>>>>>

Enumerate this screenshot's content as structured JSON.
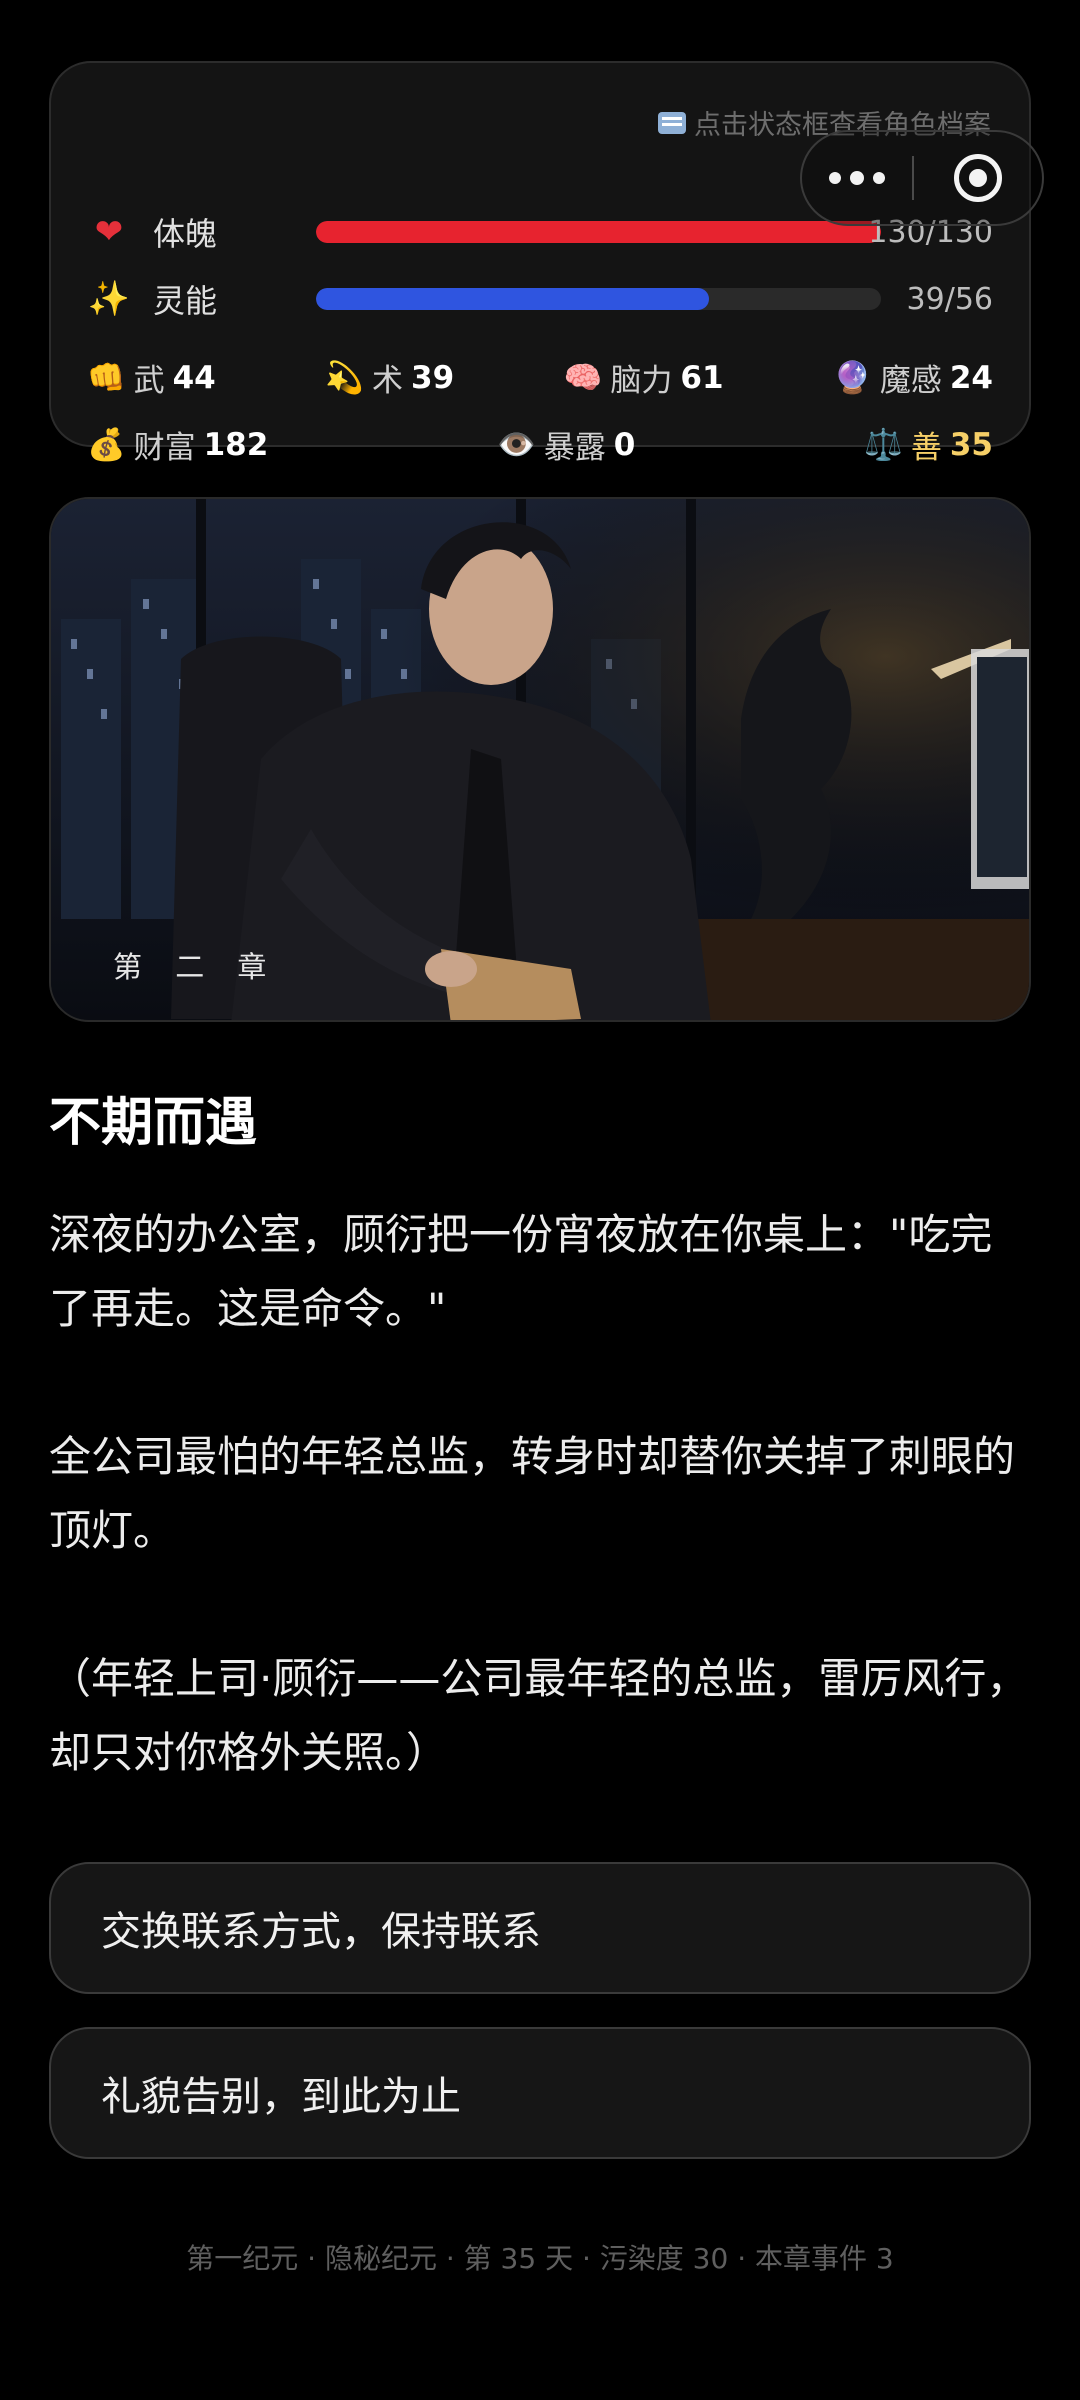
{
  "status": {
    "profile_hint": "点击状态框查看角色档案",
    "hp": {
      "label": "体魄",
      "current": 130,
      "max": 130,
      "text": "130/130",
      "icon": "heart-icon",
      "color": "#e7232f"
    },
    "mp": {
      "label": "灵能",
      "current": 39,
      "max": 56,
      "text": "39/56",
      "icon": "sparkles-icon",
      "color": "#2f55e0"
    },
    "attributes": [
      {
        "icon": "fist",
        "emoji": "👊",
        "name": "武",
        "value": "44"
      },
      {
        "icon": "dizzy-star",
        "emoji": "💫",
        "name": "术",
        "value": "39"
      },
      {
        "icon": "brain",
        "emoji": "🧠",
        "name": "脑力",
        "value": "61"
      },
      {
        "icon": "crystal-ball",
        "emoji": "🔮",
        "name": "魔感",
        "value": "24"
      },
      {
        "icon": "money-bag",
        "emoji": "💰",
        "name": "财富",
        "value": "182"
      },
      {
        "icon": "eye",
        "emoji": "👁️",
        "name": "暴露",
        "value": "0"
      },
      {
        "icon": "scales",
        "emoji": "⚖️",
        "name": "善",
        "value": "35",
        "color": "#f6cf67"
      }
    ]
  },
  "image": {
    "chapter_label": "第 二 章"
  },
  "story": {
    "title": "不期而遇",
    "paragraphs": [
      "深夜的办公室，顾衍把一份宵夜放在你桌上：\"吃完了再走。这是命令。\"",
      "全公司最怕的年轻总监，转身时却替你关掉了刺眼的顶灯。",
      "（年轻上司·顾衍——公司最年轻的总监，雷厉风行，却只对你格外关照。）"
    ]
  },
  "choices": [
    {
      "label": "交换联系方式，保持联系"
    },
    {
      "label": "礼貌告别，到此为止"
    }
  ],
  "footer": {
    "text": "第一纪元 · 隐秘纪元 · 第 35 天 · 污染度 30 · 本章事件 3"
  }
}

<<<<<

*Problem requirements*
Copy every record character for character. Skip the pictures.

*Reply to the task*
Enumerate this screenshot's content as structured JSON.
{
  "status": {
    "profile_hint": "点击状态框查看角色档案",
    "hp": {
      "label": "体魄",
      "current": 130,
      "max": 130,
      "text": "130/130",
      "icon": "heart-icon",
      "color": "#e7232f"
    },
    "mp": {
      "label": "灵能",
      "current": 39,
      "max": 56,
      "text": "39/56",
      "icon": "sparkles-icon",
      "color": "#2f55e0"
    },
    "attributes": [
      {
        "icon": "fist",
        "emoji": "👊",
        "name": "武",
        "value": "44"
      },
      {
        "icon": "dizzy-star",
        "emoji": "💫",
        "name": "术",
        "value": "39"
      },
      {
        "icon": "brain",
        "emoji": "🧠",
        "name": "脑力",
        "value": "61"
      },
      {
        "icon": "crystal-ball",
        "emoji": "🔮",
        "name": "魔感",
        "value": "24"
      },
      {
        "icon": "money-bag",
        "emoji": "💰",
        "name": "财富",
        "value": "182"
      },
      {
        "icon": "eye",
        "emoji": "👁️",
        "name": "暴露",
        "value": "0"
      },
      {
        "icon": "scales",
        "emoji": "⚖️",
        "name": "善",
        "value": "35",
        "color": "#f6cf67"
      }
    ]
  },
  "image": {
    "chapter_label": "第 二 章"
  },
  "story": {
    "title": "不期而遇",
    "paragraphs": [
      "深夜的办公室，顾衍把一份宵夜放在你桌上：\"吃完了再走。这是命令。\"",
      "全公司最怕的年轻总监，转身时却替你关掉了刺眼的顶灯。",
      "（年轻上司·顾衍——公司最年轻的总监，雷厉风行，却只对你格外关照。）"
    ]
  },
  "choices": [
    {
      "label": "交换联系方式，保持联系"
    },
    {
      "label": "礼貌告别，到此为止"
    }
  ],
  "footer": {
    "text": "第一纪元 · 隐秘纪元 · 第 35 天 · 污染度 30 · 本章事件 3"
  }
}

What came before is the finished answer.